Please retype the data in full and exactly; the pictures are not part of the copy.

### INPUT MATERIAL

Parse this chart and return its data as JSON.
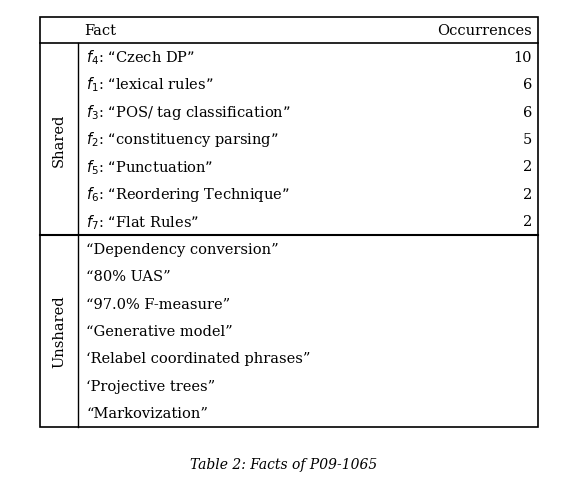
{
  "caption": "Table 2: Facts of P09-1065",
  "header": [
    "Fact",
    "Occurrences"
  ],
  "shared_label": "Shared",
  "unshared_label": "Unshared",
  "shared_rows": [
    {
      "subscript": "4",
      "fact_text": "“Czech DP”",
      "occurrences": "10"
    },
    {
      "subscript": "1",
      "fact_text": "“lexical rules”",
      "occurrences": "6"
    },
    {
      "subscript": "3",
      "fact_text": "“POS/ tag classification”",
      "occurrences": "6"
    },
    {
      "subscript": "2",
      "fact_text": "“constituency parsing”",
      "occurrences": "5"
    },
    {
      "subscript": "5",
      "fact_text": "“Punctuation”",
      "occurrences": "2"
    },
    {
      "subscript": "6",
      "fact_text": "“Reordering Technique”",
      "occurrences": "2"
    },
    {
      "subscript": "7",
      "fact_text": "“Flat Rules”",
      "occurrences": "2"
    }
  ],
  "unshared_rows": [
    "“Dependency conversion”",
    "“80% UAS”",
    "“97.0% F-measure”",
    "“Generative model”",
    "‘Relabel coordinated phrases”",
    "‘Projective trees”",
    "“Markovization”"
  ],
  "bg_color": "#ffffff",
  "text_color": "#000000",
  "font_size": 10.5,
  "caption_font_size": 10
}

######

§ **TASK ANSWER**
Parse this chart and return its data as JSON.
{
  "caption": "Table 2: Facts of P09-1065",
  "header": [
    "Fact",
    "Occurrences"
  ],
  "shared_label": "Shared",
  "unshared_label": "Unshared",
  "shared_rows": [
    {
      "subscript": "4",
      "fact_text": "“Czech DP”",
      "occurrences": "10"
    },
    {
      "subscript": "1",
      "fact_text": "“lexical rules”",
      "occurrences": "6"
    },
    {
      "subscript": "3",
      "fact_text": "“POS/ tag classification”",
      "occurrences": "6"
    },
    {
      "subscript": "2",
      "fact_text": "“constituency parsing”",
      "occurrences": "5"
    },
    {
      "subscript": "5",
      "fact_text": "“Punctuation”",
      "occurrences": "2"
    },
    {
      "subscript": "6",
      "fact_text": "“Reordering Technique”",
      "occurrences": "2"
    },
    {
      "subscript": "7",
      "fact_text": "“Flat Rules”",
      "occurrences": "2"
    }
  ],
  "unshared_rows": [
    "“Dependency conversion”",
    "“80% UAS”",
    "“97.0% F-measure”",
    "“Generative model”",
    "‘Relabel coordinated phrases”",
    "‘Projective trees”",
    "“Markovization”"
  ],
  "bg_color": "#ffffff",
  "text_color": "#000000",
  "font_size": 10.5,
  "caption_font_size": 10
}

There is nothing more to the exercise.